##### Data supplied #####

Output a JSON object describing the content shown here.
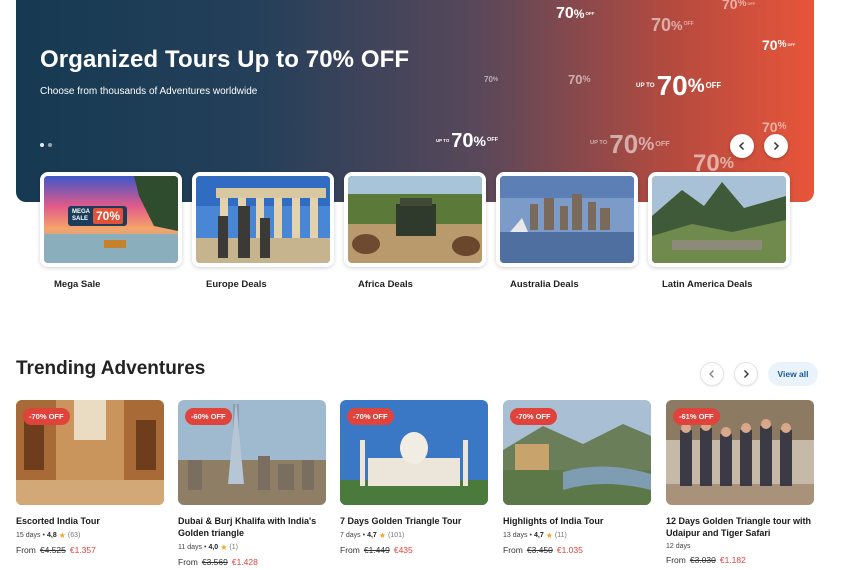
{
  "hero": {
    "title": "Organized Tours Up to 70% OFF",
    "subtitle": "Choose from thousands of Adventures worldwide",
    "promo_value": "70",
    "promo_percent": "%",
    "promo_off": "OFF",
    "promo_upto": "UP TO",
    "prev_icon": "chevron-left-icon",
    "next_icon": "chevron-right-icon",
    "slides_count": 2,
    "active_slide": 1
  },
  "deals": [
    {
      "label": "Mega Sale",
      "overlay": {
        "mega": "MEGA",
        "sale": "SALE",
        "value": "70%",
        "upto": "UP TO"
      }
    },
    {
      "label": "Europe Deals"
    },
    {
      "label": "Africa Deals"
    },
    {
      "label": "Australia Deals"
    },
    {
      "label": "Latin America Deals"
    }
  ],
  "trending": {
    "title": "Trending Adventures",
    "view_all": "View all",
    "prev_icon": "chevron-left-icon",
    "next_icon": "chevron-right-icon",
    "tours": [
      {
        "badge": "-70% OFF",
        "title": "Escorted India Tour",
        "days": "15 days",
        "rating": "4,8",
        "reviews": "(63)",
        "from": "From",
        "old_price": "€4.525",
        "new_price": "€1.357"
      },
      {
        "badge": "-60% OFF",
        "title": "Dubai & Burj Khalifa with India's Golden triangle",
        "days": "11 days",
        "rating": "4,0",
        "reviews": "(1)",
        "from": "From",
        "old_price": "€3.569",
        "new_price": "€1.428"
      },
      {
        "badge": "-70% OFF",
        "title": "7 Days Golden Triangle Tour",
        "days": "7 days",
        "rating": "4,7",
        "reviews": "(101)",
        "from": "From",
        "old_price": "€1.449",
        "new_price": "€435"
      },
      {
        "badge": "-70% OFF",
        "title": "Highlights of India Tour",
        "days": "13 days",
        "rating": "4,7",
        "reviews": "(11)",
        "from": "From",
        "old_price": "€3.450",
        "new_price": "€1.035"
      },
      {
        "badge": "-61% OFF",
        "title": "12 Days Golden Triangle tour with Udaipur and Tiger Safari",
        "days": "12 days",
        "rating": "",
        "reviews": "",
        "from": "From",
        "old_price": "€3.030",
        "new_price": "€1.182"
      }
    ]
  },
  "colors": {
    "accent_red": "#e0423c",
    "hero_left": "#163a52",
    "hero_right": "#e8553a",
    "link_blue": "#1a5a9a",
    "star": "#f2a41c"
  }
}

#####
##### Data supplied #####

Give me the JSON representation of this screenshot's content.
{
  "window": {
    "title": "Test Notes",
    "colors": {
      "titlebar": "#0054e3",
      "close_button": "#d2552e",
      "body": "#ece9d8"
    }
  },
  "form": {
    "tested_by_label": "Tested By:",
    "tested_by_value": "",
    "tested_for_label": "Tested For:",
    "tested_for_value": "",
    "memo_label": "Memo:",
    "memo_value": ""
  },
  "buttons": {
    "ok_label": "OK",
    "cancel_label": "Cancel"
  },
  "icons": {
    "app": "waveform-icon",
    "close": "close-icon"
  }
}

#####
##### Data supplied #####

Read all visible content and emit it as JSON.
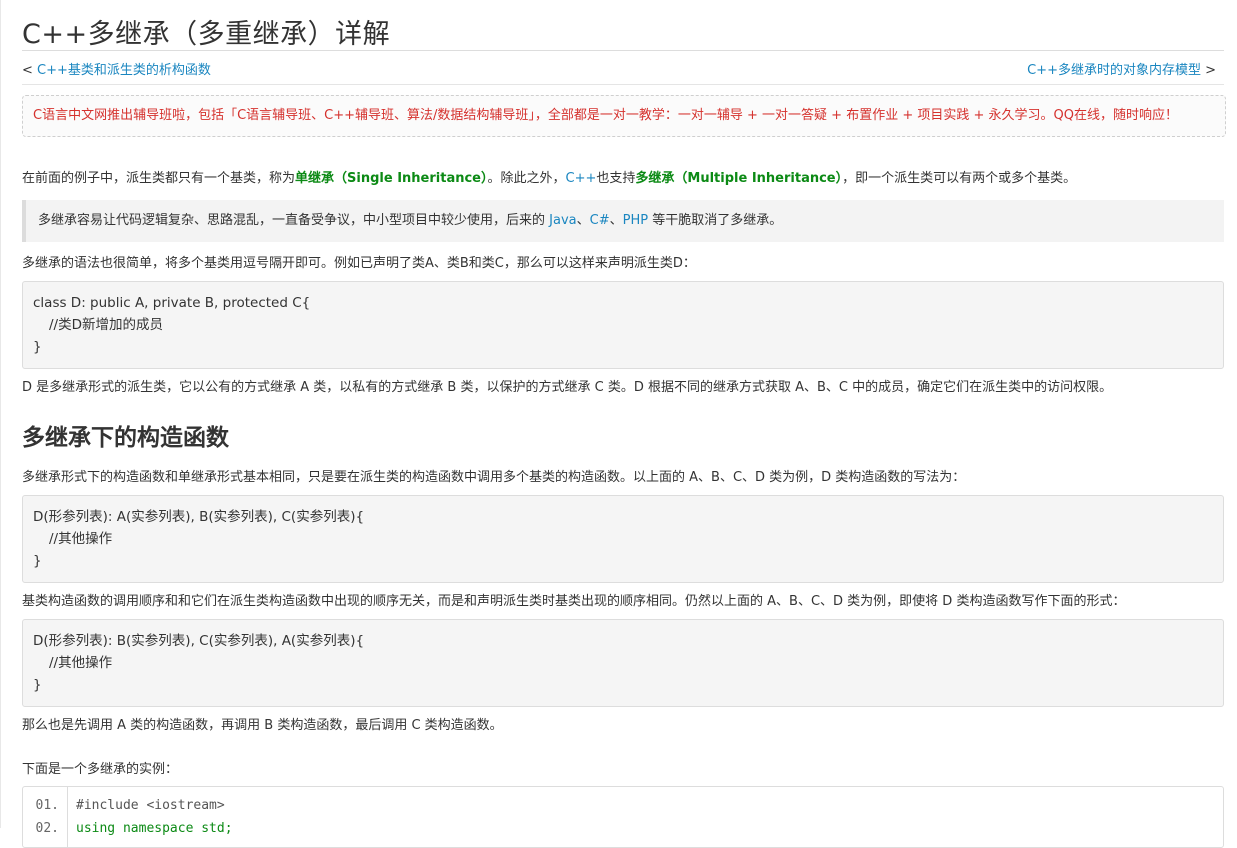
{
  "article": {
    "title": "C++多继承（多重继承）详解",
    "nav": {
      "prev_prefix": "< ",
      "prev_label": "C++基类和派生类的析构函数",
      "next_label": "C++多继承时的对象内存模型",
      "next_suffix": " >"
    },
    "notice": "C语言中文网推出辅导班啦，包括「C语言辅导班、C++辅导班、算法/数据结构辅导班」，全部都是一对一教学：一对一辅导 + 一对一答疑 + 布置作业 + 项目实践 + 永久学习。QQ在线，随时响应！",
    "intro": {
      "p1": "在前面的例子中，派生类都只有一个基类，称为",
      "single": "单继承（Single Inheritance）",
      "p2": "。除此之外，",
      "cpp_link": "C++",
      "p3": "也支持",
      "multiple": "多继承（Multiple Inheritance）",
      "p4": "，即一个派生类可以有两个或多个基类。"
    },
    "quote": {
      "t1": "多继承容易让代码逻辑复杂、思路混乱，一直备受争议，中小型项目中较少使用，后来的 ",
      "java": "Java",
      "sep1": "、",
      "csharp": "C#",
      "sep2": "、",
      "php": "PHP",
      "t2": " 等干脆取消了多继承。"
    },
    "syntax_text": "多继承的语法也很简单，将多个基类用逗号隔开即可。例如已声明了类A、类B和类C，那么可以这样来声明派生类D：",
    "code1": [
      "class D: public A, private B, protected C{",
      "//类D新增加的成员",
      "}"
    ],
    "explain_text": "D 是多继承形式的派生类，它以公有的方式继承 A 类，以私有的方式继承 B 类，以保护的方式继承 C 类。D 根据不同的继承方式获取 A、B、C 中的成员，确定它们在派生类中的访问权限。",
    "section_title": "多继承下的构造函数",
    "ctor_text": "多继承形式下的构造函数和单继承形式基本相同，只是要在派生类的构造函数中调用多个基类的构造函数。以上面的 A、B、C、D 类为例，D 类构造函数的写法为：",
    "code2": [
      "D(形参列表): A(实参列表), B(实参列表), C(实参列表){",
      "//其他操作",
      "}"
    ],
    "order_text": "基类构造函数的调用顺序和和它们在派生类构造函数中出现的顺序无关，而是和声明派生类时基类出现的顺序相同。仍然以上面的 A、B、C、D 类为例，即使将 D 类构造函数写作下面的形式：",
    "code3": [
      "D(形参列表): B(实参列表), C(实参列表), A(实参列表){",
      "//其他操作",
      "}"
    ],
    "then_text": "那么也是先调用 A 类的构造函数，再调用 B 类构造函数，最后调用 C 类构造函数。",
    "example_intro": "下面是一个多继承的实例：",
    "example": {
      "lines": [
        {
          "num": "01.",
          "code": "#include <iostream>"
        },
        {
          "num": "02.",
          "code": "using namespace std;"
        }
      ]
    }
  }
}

#####

Gather and return every line that holds the string "India".

=== Solution for this problem ===
        "title": "Escorted India Tour",
        "title": "Dubai & Burj Khalifa with India's Golden triangle",
        "title": "Highlights of India Tour",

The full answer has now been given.